Task prompt » List all lines in the material below that contain "Tuotteen".

Records shown »
--- BEGIN ---

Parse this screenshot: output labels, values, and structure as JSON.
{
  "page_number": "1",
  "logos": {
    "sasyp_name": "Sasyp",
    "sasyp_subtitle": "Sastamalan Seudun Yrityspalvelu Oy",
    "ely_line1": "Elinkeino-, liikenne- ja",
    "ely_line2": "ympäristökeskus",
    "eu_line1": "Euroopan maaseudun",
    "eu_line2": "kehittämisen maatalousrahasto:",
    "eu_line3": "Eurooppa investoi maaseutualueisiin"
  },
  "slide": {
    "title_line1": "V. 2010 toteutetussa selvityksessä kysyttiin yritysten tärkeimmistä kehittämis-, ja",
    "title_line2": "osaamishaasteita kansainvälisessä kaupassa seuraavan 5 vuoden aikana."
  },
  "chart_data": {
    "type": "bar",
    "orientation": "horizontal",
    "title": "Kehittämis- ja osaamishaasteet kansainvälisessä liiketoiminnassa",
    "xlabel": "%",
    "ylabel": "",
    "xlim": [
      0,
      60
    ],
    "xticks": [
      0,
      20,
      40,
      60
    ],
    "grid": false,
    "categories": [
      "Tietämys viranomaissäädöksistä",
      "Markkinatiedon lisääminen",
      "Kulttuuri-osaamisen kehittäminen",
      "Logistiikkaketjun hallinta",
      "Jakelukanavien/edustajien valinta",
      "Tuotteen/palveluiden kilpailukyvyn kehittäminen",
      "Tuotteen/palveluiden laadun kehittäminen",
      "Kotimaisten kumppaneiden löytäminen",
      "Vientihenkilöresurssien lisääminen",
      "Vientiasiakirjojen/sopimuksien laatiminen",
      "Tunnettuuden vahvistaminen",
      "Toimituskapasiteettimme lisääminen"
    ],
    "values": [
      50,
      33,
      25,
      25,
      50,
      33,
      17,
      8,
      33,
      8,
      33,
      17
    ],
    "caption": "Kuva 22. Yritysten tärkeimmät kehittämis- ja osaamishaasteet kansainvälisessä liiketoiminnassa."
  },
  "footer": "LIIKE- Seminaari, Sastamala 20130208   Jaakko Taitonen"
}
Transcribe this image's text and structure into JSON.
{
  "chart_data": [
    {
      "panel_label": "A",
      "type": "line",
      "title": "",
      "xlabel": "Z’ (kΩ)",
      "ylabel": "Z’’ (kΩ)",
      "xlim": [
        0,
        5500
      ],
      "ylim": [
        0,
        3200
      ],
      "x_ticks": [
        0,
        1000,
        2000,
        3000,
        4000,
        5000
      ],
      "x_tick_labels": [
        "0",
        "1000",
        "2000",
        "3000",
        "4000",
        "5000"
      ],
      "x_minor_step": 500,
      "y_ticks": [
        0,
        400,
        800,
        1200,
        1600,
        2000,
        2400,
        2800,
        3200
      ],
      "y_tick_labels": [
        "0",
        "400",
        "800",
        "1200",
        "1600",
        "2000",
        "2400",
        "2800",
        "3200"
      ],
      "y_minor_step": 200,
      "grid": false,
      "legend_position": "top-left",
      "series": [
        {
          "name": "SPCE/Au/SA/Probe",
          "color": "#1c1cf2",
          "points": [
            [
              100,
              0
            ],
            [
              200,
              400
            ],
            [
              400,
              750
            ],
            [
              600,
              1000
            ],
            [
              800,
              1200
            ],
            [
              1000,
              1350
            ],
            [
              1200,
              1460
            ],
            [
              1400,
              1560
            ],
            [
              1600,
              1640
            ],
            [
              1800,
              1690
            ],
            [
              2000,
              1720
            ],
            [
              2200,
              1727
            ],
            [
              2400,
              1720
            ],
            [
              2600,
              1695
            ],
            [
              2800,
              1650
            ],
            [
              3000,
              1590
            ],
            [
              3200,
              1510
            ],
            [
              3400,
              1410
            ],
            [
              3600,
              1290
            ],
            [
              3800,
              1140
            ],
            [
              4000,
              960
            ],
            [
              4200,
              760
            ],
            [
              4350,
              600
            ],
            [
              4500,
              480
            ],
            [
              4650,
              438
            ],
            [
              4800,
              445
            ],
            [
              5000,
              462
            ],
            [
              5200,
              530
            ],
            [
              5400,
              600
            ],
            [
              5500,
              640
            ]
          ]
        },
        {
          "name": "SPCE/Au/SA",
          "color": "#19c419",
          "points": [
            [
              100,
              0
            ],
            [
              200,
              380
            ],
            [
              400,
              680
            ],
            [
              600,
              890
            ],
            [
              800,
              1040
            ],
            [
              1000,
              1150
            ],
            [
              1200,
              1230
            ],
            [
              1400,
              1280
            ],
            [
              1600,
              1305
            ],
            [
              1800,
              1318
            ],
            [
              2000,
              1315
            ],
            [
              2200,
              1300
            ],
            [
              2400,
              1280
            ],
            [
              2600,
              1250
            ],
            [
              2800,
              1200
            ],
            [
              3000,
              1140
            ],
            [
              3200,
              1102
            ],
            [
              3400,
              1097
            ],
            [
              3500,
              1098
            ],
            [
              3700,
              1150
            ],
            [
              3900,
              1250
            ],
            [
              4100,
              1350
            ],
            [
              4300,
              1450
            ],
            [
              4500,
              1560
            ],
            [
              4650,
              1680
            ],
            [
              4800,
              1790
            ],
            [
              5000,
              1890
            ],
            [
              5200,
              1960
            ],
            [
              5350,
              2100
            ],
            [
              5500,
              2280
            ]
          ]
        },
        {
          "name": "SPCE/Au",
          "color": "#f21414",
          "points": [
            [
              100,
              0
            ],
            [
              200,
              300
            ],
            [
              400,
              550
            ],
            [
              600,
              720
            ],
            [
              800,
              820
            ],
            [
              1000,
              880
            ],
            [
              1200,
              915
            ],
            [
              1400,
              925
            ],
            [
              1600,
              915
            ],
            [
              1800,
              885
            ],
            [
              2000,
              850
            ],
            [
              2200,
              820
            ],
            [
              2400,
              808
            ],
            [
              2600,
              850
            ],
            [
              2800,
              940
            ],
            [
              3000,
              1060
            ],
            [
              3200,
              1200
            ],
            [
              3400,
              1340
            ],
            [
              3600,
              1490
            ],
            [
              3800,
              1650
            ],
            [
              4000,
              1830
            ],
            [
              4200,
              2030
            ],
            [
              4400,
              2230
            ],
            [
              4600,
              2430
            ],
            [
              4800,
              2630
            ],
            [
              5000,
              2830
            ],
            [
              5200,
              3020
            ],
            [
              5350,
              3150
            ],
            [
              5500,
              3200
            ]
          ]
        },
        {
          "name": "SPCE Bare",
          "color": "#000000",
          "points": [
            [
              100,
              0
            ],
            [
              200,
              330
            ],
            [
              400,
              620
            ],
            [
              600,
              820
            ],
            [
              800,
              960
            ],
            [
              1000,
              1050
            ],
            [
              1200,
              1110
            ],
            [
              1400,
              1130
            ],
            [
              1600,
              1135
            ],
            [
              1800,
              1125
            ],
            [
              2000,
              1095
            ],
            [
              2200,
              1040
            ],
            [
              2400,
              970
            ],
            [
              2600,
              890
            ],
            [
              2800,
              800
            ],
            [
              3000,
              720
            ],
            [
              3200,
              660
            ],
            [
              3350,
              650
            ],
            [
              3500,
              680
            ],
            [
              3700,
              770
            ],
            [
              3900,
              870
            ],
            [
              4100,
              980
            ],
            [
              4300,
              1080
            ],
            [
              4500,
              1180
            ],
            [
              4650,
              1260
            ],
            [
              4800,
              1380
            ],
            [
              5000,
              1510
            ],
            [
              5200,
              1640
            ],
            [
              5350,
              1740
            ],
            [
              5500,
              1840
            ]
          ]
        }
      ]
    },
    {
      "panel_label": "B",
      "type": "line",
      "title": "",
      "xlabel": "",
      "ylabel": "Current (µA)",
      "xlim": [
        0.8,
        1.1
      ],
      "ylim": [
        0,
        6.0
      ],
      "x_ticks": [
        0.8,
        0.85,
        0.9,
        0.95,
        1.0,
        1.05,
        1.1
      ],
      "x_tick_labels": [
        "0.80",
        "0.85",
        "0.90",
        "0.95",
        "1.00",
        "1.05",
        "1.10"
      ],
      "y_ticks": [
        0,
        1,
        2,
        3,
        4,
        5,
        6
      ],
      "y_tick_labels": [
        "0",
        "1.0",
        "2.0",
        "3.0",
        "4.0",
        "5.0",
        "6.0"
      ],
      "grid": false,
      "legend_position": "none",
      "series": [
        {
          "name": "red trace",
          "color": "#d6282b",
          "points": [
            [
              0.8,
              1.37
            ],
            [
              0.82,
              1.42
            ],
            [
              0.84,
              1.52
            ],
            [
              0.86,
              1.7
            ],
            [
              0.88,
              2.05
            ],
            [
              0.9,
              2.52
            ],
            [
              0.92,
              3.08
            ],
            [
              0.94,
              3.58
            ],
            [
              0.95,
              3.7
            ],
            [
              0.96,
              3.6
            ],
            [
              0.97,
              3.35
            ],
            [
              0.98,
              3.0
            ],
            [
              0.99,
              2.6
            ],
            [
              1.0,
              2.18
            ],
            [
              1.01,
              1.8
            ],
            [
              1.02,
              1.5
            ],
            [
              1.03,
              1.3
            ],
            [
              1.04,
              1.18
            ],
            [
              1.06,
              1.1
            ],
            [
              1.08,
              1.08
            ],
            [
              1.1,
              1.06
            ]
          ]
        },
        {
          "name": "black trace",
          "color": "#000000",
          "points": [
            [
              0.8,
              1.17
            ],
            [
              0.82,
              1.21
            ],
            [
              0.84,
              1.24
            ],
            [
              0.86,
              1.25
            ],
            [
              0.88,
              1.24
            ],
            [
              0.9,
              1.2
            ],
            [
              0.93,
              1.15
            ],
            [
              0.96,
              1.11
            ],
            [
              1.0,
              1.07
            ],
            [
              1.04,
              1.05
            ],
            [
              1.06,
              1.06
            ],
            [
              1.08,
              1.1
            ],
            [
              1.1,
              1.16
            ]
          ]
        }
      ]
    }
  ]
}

--- END ---

Written solution »
      "Tuotteen/palveluiden kilpailukyvyn kehittäminen",
      "Tuotteen/palveluiden laadun kehittäminen",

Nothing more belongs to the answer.